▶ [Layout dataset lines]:
[start]

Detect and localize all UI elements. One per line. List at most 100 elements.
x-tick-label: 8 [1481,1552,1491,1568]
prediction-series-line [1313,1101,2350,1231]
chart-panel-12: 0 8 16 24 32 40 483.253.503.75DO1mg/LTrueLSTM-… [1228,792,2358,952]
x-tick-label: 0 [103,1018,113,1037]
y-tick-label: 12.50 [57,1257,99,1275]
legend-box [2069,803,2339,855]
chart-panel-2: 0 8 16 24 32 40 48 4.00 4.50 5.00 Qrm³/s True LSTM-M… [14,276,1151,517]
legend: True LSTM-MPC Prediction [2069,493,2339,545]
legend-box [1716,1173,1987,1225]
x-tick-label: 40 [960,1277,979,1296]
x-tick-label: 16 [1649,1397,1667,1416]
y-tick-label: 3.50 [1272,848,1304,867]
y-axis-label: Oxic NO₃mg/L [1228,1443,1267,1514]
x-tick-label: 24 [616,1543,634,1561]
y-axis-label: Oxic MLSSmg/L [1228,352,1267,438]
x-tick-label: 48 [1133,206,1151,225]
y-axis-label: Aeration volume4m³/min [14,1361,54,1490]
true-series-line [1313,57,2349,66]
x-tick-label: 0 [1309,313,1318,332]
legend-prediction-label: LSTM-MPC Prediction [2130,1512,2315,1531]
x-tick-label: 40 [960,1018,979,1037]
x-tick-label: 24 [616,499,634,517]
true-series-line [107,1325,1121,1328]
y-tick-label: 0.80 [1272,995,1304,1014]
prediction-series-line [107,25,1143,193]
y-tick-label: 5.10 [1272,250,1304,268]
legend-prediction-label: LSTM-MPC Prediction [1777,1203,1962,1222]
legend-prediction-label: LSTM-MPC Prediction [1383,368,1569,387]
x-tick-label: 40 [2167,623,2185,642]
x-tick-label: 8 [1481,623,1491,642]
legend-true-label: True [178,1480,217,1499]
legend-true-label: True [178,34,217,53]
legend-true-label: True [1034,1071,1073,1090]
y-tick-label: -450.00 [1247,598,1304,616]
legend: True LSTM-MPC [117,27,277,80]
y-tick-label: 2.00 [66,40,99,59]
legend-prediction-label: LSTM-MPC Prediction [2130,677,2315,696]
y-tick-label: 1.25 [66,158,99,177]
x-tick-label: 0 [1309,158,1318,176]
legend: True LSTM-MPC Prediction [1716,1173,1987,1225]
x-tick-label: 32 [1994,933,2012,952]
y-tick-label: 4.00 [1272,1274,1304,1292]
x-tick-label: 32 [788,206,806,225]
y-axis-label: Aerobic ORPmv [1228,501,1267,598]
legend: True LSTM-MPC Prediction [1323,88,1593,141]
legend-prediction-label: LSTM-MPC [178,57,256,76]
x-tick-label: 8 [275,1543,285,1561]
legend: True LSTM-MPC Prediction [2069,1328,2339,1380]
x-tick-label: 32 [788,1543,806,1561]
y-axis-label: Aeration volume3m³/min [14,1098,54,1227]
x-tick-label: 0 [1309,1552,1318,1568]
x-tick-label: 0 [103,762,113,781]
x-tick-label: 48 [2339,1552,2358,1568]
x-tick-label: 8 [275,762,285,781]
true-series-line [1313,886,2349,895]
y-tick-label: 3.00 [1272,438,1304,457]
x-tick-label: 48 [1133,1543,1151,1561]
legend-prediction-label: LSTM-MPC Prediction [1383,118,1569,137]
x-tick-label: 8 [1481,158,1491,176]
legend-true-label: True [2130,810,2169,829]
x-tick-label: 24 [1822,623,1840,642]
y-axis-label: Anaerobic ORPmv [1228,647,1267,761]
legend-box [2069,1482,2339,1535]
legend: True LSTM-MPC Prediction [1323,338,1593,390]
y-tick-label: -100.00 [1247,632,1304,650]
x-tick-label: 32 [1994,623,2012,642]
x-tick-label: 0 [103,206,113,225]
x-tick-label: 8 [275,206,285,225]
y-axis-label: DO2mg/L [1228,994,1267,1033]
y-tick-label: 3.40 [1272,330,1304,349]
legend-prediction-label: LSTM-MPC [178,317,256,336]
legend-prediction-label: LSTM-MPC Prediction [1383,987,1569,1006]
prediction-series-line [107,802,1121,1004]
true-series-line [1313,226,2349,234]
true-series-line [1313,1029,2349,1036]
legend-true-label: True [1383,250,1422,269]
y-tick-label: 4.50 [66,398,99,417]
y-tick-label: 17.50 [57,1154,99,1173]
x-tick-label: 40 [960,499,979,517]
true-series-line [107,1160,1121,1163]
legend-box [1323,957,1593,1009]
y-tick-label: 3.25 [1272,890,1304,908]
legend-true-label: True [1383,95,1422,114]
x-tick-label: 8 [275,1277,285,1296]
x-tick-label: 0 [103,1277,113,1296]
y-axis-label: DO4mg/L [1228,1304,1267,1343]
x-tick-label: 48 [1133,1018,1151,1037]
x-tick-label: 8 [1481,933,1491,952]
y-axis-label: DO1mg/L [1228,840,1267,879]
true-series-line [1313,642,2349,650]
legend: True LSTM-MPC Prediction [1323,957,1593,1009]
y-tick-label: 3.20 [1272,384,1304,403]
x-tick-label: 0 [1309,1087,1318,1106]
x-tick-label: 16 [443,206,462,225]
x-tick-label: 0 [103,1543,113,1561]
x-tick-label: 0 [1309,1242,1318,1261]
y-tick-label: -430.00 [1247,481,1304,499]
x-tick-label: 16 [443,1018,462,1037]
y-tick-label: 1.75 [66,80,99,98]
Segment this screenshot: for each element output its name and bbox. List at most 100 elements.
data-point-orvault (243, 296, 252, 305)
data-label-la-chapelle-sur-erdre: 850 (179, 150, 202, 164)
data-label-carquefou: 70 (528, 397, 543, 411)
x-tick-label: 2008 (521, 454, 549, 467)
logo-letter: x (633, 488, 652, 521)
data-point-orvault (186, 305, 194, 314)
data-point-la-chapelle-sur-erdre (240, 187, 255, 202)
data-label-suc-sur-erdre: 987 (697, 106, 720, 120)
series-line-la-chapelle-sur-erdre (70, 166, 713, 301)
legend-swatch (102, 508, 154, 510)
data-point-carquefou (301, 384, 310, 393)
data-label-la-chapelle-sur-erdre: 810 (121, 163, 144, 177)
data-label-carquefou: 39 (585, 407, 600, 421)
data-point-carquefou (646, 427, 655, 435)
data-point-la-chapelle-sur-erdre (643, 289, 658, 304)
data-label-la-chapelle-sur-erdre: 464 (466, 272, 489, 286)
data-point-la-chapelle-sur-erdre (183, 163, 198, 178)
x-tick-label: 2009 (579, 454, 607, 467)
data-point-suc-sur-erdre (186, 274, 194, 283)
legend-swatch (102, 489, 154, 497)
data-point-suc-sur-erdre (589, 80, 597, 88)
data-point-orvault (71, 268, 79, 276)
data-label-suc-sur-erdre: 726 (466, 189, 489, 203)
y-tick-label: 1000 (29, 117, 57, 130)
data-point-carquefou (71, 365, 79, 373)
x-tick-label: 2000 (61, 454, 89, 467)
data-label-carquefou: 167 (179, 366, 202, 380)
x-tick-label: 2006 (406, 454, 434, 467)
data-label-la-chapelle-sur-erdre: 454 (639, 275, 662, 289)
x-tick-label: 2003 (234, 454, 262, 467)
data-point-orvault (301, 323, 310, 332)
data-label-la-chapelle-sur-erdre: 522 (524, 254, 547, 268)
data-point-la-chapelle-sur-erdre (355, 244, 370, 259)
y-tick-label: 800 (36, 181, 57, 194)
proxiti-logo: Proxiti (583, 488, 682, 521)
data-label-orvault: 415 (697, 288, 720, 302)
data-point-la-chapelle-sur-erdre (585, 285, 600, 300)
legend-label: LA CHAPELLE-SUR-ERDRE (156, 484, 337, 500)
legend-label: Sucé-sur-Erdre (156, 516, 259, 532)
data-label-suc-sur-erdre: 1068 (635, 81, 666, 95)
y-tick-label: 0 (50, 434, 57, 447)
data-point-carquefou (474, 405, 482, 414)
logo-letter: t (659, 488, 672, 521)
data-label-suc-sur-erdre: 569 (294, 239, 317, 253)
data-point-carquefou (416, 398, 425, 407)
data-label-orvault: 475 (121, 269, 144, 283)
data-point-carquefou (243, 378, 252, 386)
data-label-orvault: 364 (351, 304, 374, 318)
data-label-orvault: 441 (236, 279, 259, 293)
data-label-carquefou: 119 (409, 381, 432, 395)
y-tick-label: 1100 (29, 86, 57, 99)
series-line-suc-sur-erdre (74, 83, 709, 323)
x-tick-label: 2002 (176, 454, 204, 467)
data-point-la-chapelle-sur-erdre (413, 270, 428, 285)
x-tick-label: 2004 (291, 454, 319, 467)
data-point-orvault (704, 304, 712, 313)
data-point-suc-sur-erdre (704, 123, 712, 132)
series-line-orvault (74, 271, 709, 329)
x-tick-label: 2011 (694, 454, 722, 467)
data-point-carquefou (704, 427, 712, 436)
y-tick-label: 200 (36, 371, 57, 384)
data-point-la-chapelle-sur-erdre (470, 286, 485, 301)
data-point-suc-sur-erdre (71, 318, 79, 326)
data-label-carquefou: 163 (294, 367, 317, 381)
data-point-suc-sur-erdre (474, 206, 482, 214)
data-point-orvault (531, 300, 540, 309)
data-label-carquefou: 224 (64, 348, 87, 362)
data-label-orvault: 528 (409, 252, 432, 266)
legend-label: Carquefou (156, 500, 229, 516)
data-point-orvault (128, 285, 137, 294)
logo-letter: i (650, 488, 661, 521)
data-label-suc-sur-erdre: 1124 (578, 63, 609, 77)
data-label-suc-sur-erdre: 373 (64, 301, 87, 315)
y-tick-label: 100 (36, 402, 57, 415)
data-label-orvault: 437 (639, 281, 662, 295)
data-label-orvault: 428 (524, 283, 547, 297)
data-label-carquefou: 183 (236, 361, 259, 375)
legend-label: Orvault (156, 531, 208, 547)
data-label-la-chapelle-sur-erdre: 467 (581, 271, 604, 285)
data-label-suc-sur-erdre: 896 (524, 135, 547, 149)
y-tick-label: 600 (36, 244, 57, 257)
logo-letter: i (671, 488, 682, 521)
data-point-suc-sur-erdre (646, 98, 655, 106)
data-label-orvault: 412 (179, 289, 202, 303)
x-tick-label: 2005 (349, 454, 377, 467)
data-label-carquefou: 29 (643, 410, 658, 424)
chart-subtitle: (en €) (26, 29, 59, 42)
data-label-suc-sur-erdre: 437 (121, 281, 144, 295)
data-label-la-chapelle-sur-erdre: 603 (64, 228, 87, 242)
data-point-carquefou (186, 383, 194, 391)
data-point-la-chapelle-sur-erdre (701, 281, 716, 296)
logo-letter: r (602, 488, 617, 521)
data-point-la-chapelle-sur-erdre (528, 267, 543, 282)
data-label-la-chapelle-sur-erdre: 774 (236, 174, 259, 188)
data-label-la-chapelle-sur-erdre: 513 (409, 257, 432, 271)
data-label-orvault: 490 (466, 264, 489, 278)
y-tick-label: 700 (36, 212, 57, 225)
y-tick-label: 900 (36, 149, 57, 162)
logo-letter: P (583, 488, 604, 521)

[end]

▶ [Exercise instructions]: Format the lines from the start through the line containing "y-axis-label: Oxic NO₃mg/L", inclusive, as a JSON list of strings with one string per line and blank lines omitted.

▶ [Right answer]:
[
  "Detect and localize all UI elements. One per line. List at most 100 elements.",
  "x-tick-label: 8 [1481,1552,1491,1568]",
  "prediction-series-line [1313,1101,2350,1231]",
  "chart-panel-12: 0 8 16 24 32 40 483.253.503.75DO1mg/LTrueLSTM-… [1228,792,2358,952]",
  "x-tick-label: 0 [103,1018,113,1037]",
  "y-tick-label: 12.50 [57,1257,99,1275]",
  "legend-box [2069,803,2339,855]",
  "chart-panel-2: 0 8 16 24 32 40 48 4.00 4.50 5.00 Qrm³/s True LSTM-M… [14,276,1151,517]",
  "legend: True LSTM-MPC Prediction [2069,493,2339,545]",
  "legend-box [1716,1173,1987,1225]",
  "x-tick-label: 40 [960,1277,979,1296]",
  "x-tick-label: 16 [1649,1397,1667,1416]",
  "y-tick-label: 3.50 [1272,848,1304,867]",
  "y-axis-label: Oxic NO₃mg/L [1228,1443,1267,1514]"
]